Reply with only the number of lines that contain the string "hongos".

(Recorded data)

-- Start --

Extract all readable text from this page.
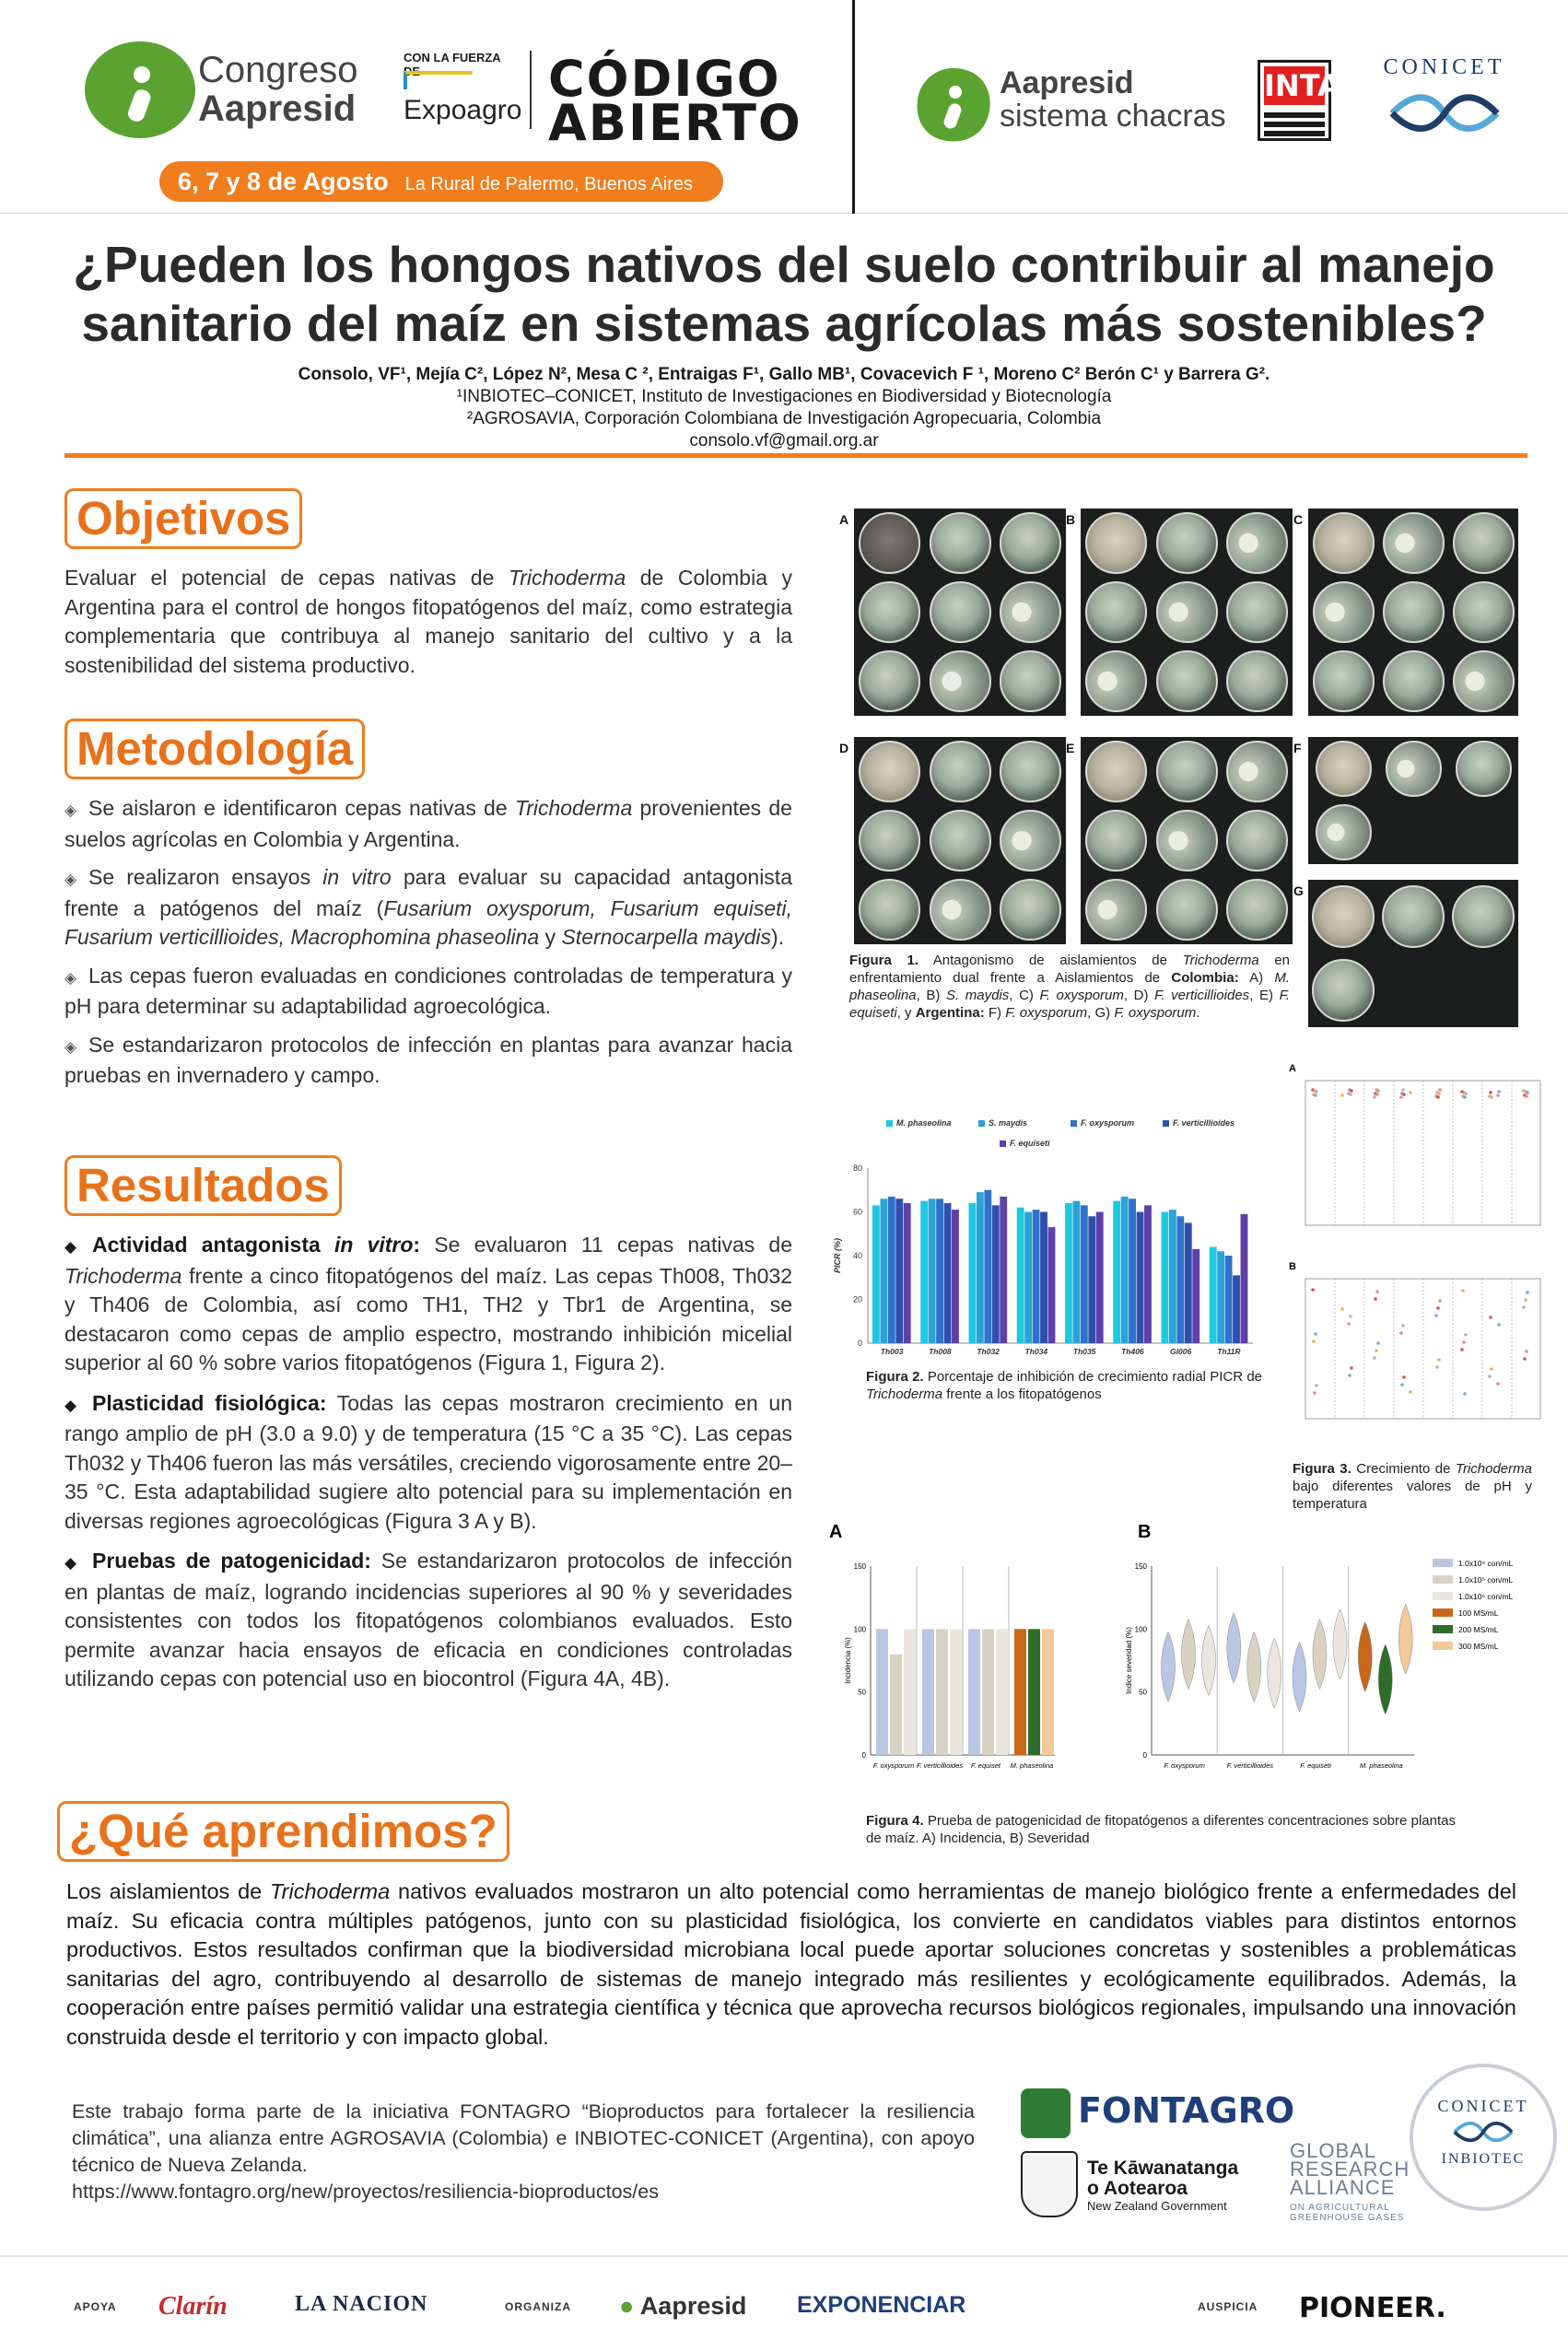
Congreso
Aapresid
CON LA FUERZA DE
Expoagro
CÓDIGO
ABIERTO
6, 7 y 8 de Agosto La Rural de Palermo, Buenos Aires
Aapresid
sistema chacras
INTA
CONICET
¿Pueden los hongos nativos del suelo contribuir al manejo sanitario del maíz en sistemas agrícolas más sostenibles?
Consolo, VF¹, Mejía C², López N², Mesa C ², Entraigas F¹, Gallo MB¹, Covacevich F ¹, Moreno C² Berón C¹ y Barrera G².
¹INBIOTEC–CONICET, Instituto de Investigaciones en Biodiversidad y Biotecnología
²AGROSAVIA, Corporación Colombiana de Investigación Agropecuaria, Colombia
consolo.vf@gmail.org.ar
Objetivos
Evaluar el potencial de cepas nativas de Trichoderma de Colombia y Argentina para el control de hongos fitopatógenos del maíz, como estrategia complementaria que contribuya al manejo sanitario del cultivo y a la sostenibilidad del sistema productivo.
Metodología
◈ Se aislaron e identificaron cepas nativas de Trichoderma provenientes de suelos agrícolas en Colombia y Argentina.
◈ Se realizaron ensayos in vitro para evaluar su capacidad antagonista frente a patógenos del maíz (Fusarium oxysporum, Fusarium equiseti, Fusarium verticillioides, Macrophomina phaseolina y Sternocarpella maydis).
◈ Las cepas fueron evaluadas en condiciones controladas de temperatura y pH para determinar su adaptabilidad agroecológica.
◈ Se estandarizaron protocolos de infección en plantas para avanzar hacia pruebas en invernadero y campo.
Resultados
◆ Actividad antagonista in vitro: Se evaluaron 11 cepas nativas de Trichoderma frente a cinco fitopatógenos del maíz. Las cepas Th008, Th032 y Th406 de Colombia, así como TH1, TH2 y Tbr1 de Argentina, se destacaron como cepas de amplio espectro, mostrando inhibición micelial superior al 60 % sobre varios fitopatógenos (Figura 1, Figura 2).
◆ Plasticidad fisiológica: Todas las cepas mostraron crecimiento en un rango amplio de pH (3.0 a 9.0) y de temperatura (15 °C a 35 °C). Las cepas Th032 y Th406 fueron las más versátiles, creciendo vigorosamente entre 20–35 °C. Esta adaptabilidad sugiere alto potencial para su implementación en diversas regiones agroecológicas (Figura 3 A y B).
◆ Pruebas de patogenicidad: Se estandarizaron protocolos de infección en plantas de maíz, logrando incidencias superiores al 90 % y severidades consistentes con todos los fitopatógenos colombianos evaluados. Esto permite avanzar hacia ensayos de eficacia en condiciones controladas utilizando cepas con potencial uso en biocontrol (Figura 4A, 4B).
A	B	C
D	E	F
G
Figura 1. Antagonismo de aislamientos de Trichoderma en enfrentamiento dual frente a Aislamientos de Colombia: A) M. phaseolina, B) S. maydis, C) F. oxysporum, D) F. verticillioides, E) F. equiseti, y Argentina: F) F. oxysporum, G) F. oxysporum.
M. phaseolina	S. maydis	F. oxysporum	F. verticillioides
F. equiseti
0
20
40
60
80
PICR (%)
Th003	Th008	Th032	Th034	Th035	Th406	Gl006	Th11R
Figura 2. Porcentaje de inhibición de crecimiento radial PICR de Trichoderma frente a los fitopatógenos
A
B
Figura 3. Crecimiento de Trichoderma bajo diferentes valores de pH y temperatura
A
0
50
100
150
Incidencia (%)
F. oxysporum F. verticillioides F. equiset M. phaseolina
B
0
50
100
150
Indice severidad (%)
F. oxysporum	F. verticillioides	F. equiseti	M. phaseolina
1.0x10⁴ con/mL
1.0x10⁵ con/mL
1.0x10⁶ con/mL
100 MS/mL
200 MS/mL
300 MS/mL
Figura 4. Prueba de patogenicidad de fitopatógenos a diferentes concentraciones sobre plantas de maíz. A) Incidencia, B) Severidad
¿Qué aprendimos?
Los aislamientos de Trichoderma nativos evaluados mostraron un alto potencial como herramientas de manejo biológico frente a enfermedades del maíz. Su eficacia contra múltiples patógenos, junto con su plasticidad fisiológica, los convierte en candidatos viables para distintos entornos productivos. Estos resultados confirman que la biodiversidad microbiana local puede aportar soluciones concretas y sostenibles a problemáticas sanitarias del agro, contribuyendo al desarrollo de sistemas de manejo integrado más resilientes y ecológicamente equilibrados. Además, la cooperación entre países permitió validar una estrategia científica y técnica que aprovecha recursos biológicos regionales, impulsando una innovación construida desde el territorio y con impacto global.
Este trabajo forma parte de la iniciativa FONTAGRO “Bioproductos para fortalecer la resiliencia climática”, una alianza entre AGROSAVIA (Colombia) e INBIOTEC-CONICET (Argentina), con apoyo técnico de Nueva Zelanda.
https://www.fontagro.org/new/proyectos/resiliencia-bioproductos/es
FONTAGRO
Te Kāwanatanga
o Aotearoa
New Zealand Government
GLOBAL
RESEARCH
ALLIANCE
ON AGRICULTURAL GREENHOUSE GASES
CONICET
INBIOTEC
APOYA Clarín	LA NACION	ORGANIZA ● Aapresid EXPONENCIAR	AUSPICIA PIONEER.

-- End --

== Written answer ==
2